start DATA IN THIS EXERCISE

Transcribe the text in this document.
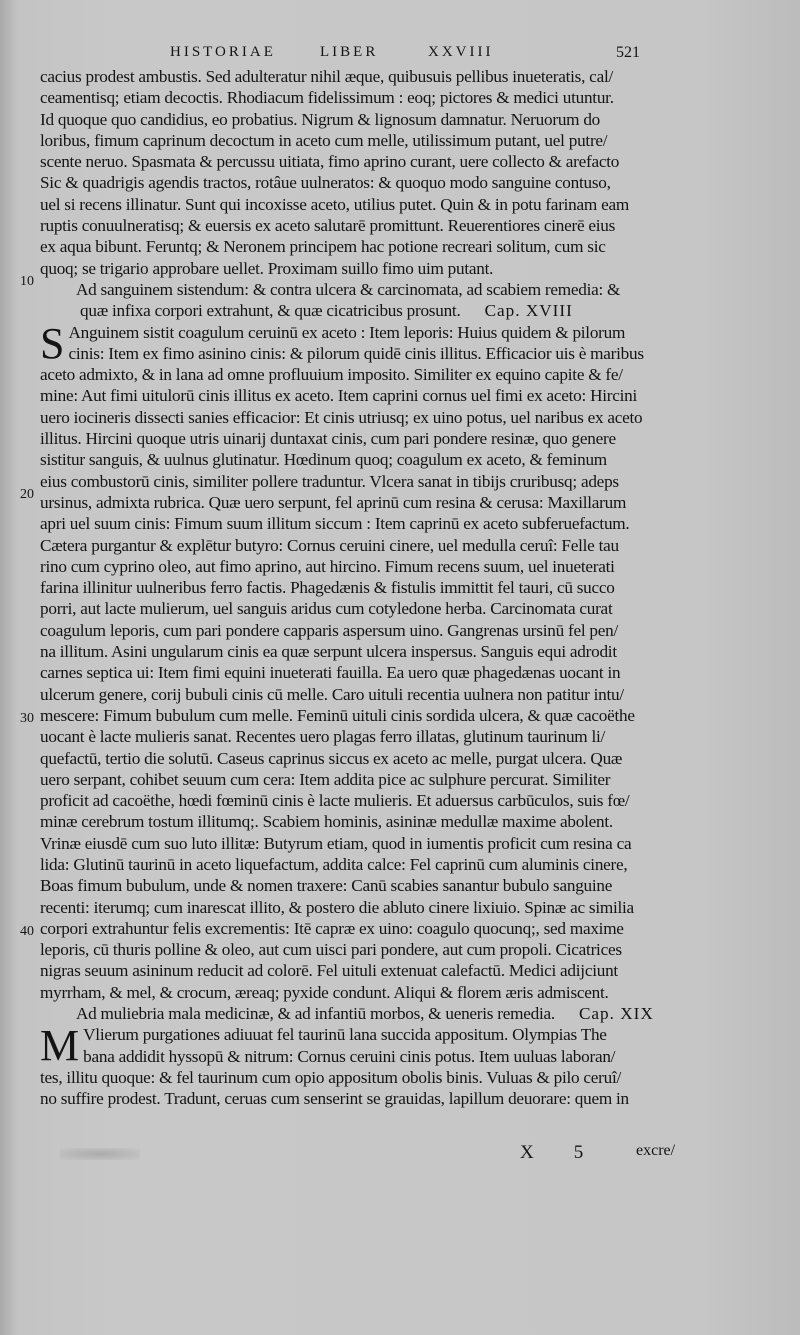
HISTORIAE	LIBER	XXVIII	521
10
20
30
40
cacius prodest ambustis. Sed adulteratur nihil æque, quibusuis pellibus inueteratis, cal/
ceamentisq; etiam decoctis. Rhodiacum fidelissimum : eoq; pictores & medici utuntur.
Id quoque quo candidius, eo probatius. Nigrum & lignosum damnatur. Neruorum do
loribus, fimum caprinum decoctum in aceto cum melle, utilissimum putant, uel putre/
scente neruo. Spasmata & percussu uitiata, fimo aprino curant, uere collecto & arefacto
Sic & quadrigis agendis tractos, rotâue uulneratos: & quoquo modo sanguine contuso,
uel si recens illinatur. Sunt qui incoxisse aceto, utilius putet. Quin & in potu farinam eam
ruptis conuulneratisq; & euersis ex aceto salutarē promittunt. Reuerentiores cinerē eius
ex aqua bibunt. Feruntq; & Neronem principem hac potione recreari solitum, cum sic
quoq; se trigario approbare uellet. Proximam suillo fimo uim putant.
Ad sanguinem sistendum: & contra ulcera & carcinomata, ad scabiem remedia: &
quæ infixa corpori extrahunt, & quæ cicatricibus prosunt. Cap. XVIII
S Anguinem sistit coagulum ceruinū ex aceto : Item leporis: Huius quidem & pilorum
cinis: Item ex fimo asinino cinis: & pilorum quidē cinis illitus. Efficacior uis è maribus
aceto admixto, & in lana ad omne profluuium imposito. Similiter ex equino capite & fe/
mine: Aut fimi uitulorū cinis illitus ex aceto. Item caprini cornus uel fimi ex aceto: Hircini
uero iocineris dissecti sanies efficacior: Et cinis utriusq; ex uino potus, uel naribus ex aceto
illitus. Hircini quoque utris uinarij duntaxat cinis, cum pari pondere resinæ, quo genere
sistitur sanguis, & uulnus glutinatur. Hœdinum quoq; coagulum ex aceto, & feminum
eius combustorū cinis, similiter pollere traduntur. Vlcera sanat in tibijs cruribusq; adeps
ursinus, admixta rubrica. Quæ uero serpunt, fel aprinū cum resina & cerusa: Maxillarum
apri uel suum cinis: Fimum suum illitum siccum : Item caprinū ex aceto subferuefactum.
Cætera purgantur & explētur butyro: Cornus ceruini cinere, uel medulla ceruî: Felle tau
rino cum cyprino oleo, aut fimo aprino, aut hircino. Fimum recens suum, uel inueterati
farina illinitur uulneribus ferro factis. Phagedænis & fistulis immittit fel tauri, cū succo
porri, aut lacte mulierum, uel sanguis aridus cum cotyledone herba. Carcinomata curat
coagulum leporis, cum pari pondere capparis aspersum uino. Gangrenas ursinū fel pen/
na illitum. Asini ungularum cinis ea quæ serpunt ulcera inspersus. Sanguis equi adrodit
carnes septica ui: Item fimi equini inueterati fauilla. Ea uero quæ phagedænas uocant in
ulcerum genere, corij bubuli cinis cū melle. Caro uituli recentia uulnera non patitur intu/
mescere: Fimum bubulum cum melle. Feminū uituli cinis sordida ulcera, & quæ cacoëthe
uocant è lacte mulieris sanat. Recentes uero plagas ferro illatas, glutinum taurinum li/
quefactū, tertio die solutū. Caseus caprinus siccus ex aceto ac melle, purgat ulcera. Quæ
uero serpant, cohibet seuum cum cera: Item addita pice ac sulphure percurat. Similiter
proficit ad cacoëthe, hœdi fœminū cinis è lacte mulieris. Et aduersus carbūculos, suis fœ/
minæ cerebrum tostum illitumq;. Scabiem hominis, asininæ medullæ maxime abolent.
Vrinæ eiusdē cum suo luto illitæ: Butyrum etiam, quod in iumentis proficit cum resina ca
lida: Glutinū taurinū in aceto liquefactum, addita calce: Fel caprinū cum aluminis cinere,
Boas fimum bubulum, unde & nomen traxere: Canū scabies sanantur bubulo sanguine
recenti: iterumq; cum inarescat illito, & postero die abluto cinere lixiuio. Spinæ ac similia
corpori extrahuntur felis excrementis: Itē capræ ex uino: coagulo quocunq;, sed maxime
leporis, cū thuris polline & oleo, aut cum uisci pari pondere, aut cum propoli. Cicatrices
nigras seuum asininum reducit ad colorē. Fel uituli extenuat calefactū. Medici adijciunt
myrrham, & mel, & crocum, æreaq; pyxide condunt. Aliqui & florem æris admiscent.
Ad muliebria mala medicinæ, & ad infantiū morbos, & ueneris remedia. Cap. XIX
M Vlierum purgationes adiuuat fel taurinū lana succida appositum. Olympias The
bana addidit hyssopū & nitrum: Cornus ceruini cinis potus. Item uuluas laboran/
tes, illitu quoque: & fel taurinum cum opio appositum obolis binis. Vuluas & pilo ceruî/
no suffire prodest. Tradunt, ceruas cum senserint se grauidas, lapillum deuorare: quem in
X 5	excre/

end DATA IN THIS EXERCISE

**TO BE DONE**:
List the lines that contain the word "Hircini".

**EXPECTED ANSWER**:
mine: Aut fimi uitulorū cinis illitus ex aceto. Item caprini cornus uel fimi ex aceto: Hircini
illitus. Hircini quoque utris uinarij duntaxat cinis, cum pari pondere resinæ, quo genere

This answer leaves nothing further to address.